[To be done] Reproduce all the lines below exactly and omit the images.

[Recorded information]
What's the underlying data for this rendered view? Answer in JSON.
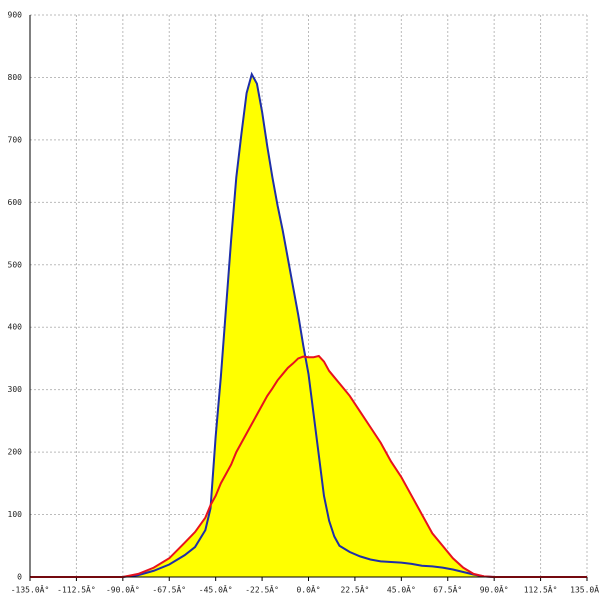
{
  "chart_data": {
    "type": "line",
    "x": [
      -135,
      -112.5,
      -90,
      -82.5,
      -75,
      -67.5,
      -60,
      -55,
      -50,
      -47.5,
      -45,
      -42.5,
      -40,
      -37.5,
      -35,
      -32.5,
      -30,
      -27.5,
      -25,
      -22.5,
      -20,
      -17.5,
      -15,
      -12.5,
      -10,
      -7.5,
      -5,
      -2.5,
      0,
      2.5,
      5,
      7.5,
      10,
      12.5,
      15,
      17.5,
      20,
      25,
      30,
      35,
      40,
      45,
      50,
      55,
      60,
      65,
      70,
      75,
      80,
      85,
      90,
      112.5,
      135
    ],
    "series": [
      {
        "color": "#1f2fa8",
        "values": [
          0,
          0,
          0,
          3,
          10,
          20,
          35,
          48,
          75,
          110,
          225,
          320,
          430,
          540,
          640,
          710,
          775,
          805,
          790,
          745,
          690,
          640,
          595,
          555,
          510,
          465,
          420,
          370,
          325,
          260,
          195,
          130,
          90,
          65,
          50,
          45,
          40,
          33,
          28,
          25,
          24,
          23,
          21,
          18,
          17,
          15,
          12,
          8,
          4,
          1,
          0,
          0,
          0
        ]
      },
      {
        "color": "#e8121e",
        "values": [
          0,
          0,
          0,
          5,
          15,
          30,
          55,
          72,
          95,
          115,
          130,
          150,
          165,
          180,
          200,
          215,
          230,
          245,
          260,
          275,
          290,
          302,
          315,
          325,
          335,
          342,
          350,
          353,
          352,
          352,
          354,
          345,
          330,
          320,
          310,
          300,
          290,
          265,
          240,
          215,
          185,
          160,
          130,
          100,
          70,
          50,
          30,
          15,
          5,
          1,
          0,
          0,
          0
        ]
      }
    ],
    "fill_color": "#ffff00",
    "xlim": [
      -135,
      135
    ],
    "xticks": [
      {
        "value": -135,
        "label": "-135.0Â°"
      },
      {
        "value": -112.5,
        "label": "-112.5Â°"
      },
      {
        "value": -90,
        "label": "-90.0Â°"
      },
      {
        "value": -67.5,
        "label": "-67.5Â°"
      },
      {
        "value": -45,
        "label": "-45.0Â°"
      },
      {
        "value": -22.5,
        "label": "-22.5Â°"
      },
      {
        "value": 0,
        "label": "0.0Â°"
      },
      {
        "value": 22.5,
        "label": "22.5Â°"
      },
      {
        "value": 45,
        "label": "45.0Â°"
      },
      {
        "value": 67.5,
        "label": "67.5Â°"
      },
      {
        "value": 90,
        "label": "90.0Â°"
      },
      {
        "value": 112.5,
        "label": "112.5Â°"
      },
      {
        "value": 135,
        "label": "135.0Â°"
      }
    ],
    "ylim": [
      0,
      900
    ],
    "yticks": [
      0,
      100,
      200,
      300,
      400,
      500,
      600,
      700,
      800,
      900
    ],
    "grid": true
  }
}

[In response]
What's the underlying data for this rendered view? Answer in JSON.
{
  "chart_data": {
    "type": "line",
    "x": [
      -135,
      -112.5,
      -90,
      -82.5,
      -75,
      -67.5,
      -60,
      -55,
      -50,
      -47.5,
      -45,
      -42.5,
      -40,
      -37.5,
      -35,
      -32.5,
      -30,
      -27.5,
      -25,
      -22.5,
      -20,
      -17.5,
      -15,
      -12.5,
      -10,
      -7.5,
      -5,
      -2.5,
      0,
      2.5,
      5,
      7.5,
      10,
      12.5,
      15,
      17.5,
      20,
      25,
      30,
      35,
      40,
      45,
      50,
      55,
      60,
      65,
      70,
      75,
      80,
      85,
      90,
      112.5,
      135
    ],
    "series": [
      {
        "color": "#1f2fa8",
        "values": [
          0,
          0,
          0,
          3,
          10,
          20,
          35,
          48,
          75,
          110,
          225,
          320,
          430,
          540,
          640,
          710,
          775,
          805,
          790,
          745,
          690,
          640,
          595,
          555,
          510,
          465,
          420,
          370,
          325,
          260,
          195,
          130,
          90,
          65,
          50,
          45,
          40,
          33,
          28,
          25,
          24,
          23,
          21,
          18,
          17,
          15,
          12,
          8,
          4,
          1,
          0,
          0,
          0
        ]
      },
      {
        "color": "#e8121e",
        "values": [
          0,
          0,
          0,
          5,
          15,
          30,
          55,
          72,
          95,
          115,
          130,
          150,
          165,
          180,
          200,
          215,
          230,
          245,
          260,
          275,
          290,
          302,
          315,
          325,
          335,
          342,
          350,
          353,
          352,
          352,
          354,
          345,
          330,
          320,
          310,
          300,
          290,
          265,
          240,
          215,
          185,
          160,
          130,
          100,
          70,
          50,
          30,
          15,
          5,
          1,
          0,
          0,
          0
        ]
      }
    ],
    "fill_color": "#ffff00",
    "xlim": [
      -135,
      135
    ],
    "xticks": [
      {
        "value": -135,
        "label": "-135.0Â°"
      },
      {
        "value": -112.5,
        "label": "-112.5Â°"
      },
      {
        "value": -90,
        "label": "-90.0Â°"
      },
      {
        "value": -67.5,
        "label": "-67.5Â°"
      },
      {
        "value": -45,
        "label": "-45.0Â°"
      },
      {
        "value": -22.5,
        "label": "-22.5Â°"
      },
      {
        "value": 0,
        "label": "0.0Â°"
      },
      {
        "value": 22.5,
        "label": "22.5Â°"
      },
      {
        "value": 45,
        "label": "45.0Â°"
      },
      {
        "value": 67.5,
        "label": "67.5Â°"
      },
      {
        "value": 90,
        "label": "90.0Â°"
      },
      {
        "value": 112.5,
        "label": "112.5Â°"
      },
      {
        "value": 135,
        "label": "135.0Â°"
      }
    ],
    "ylim": [
      0,
      900
    ],
    "yticks": [
      0,
      100,
      200,
      300,
      400,
      500,
      600,
      700,
      800,
      900
    ],
    "grid": true
  }
}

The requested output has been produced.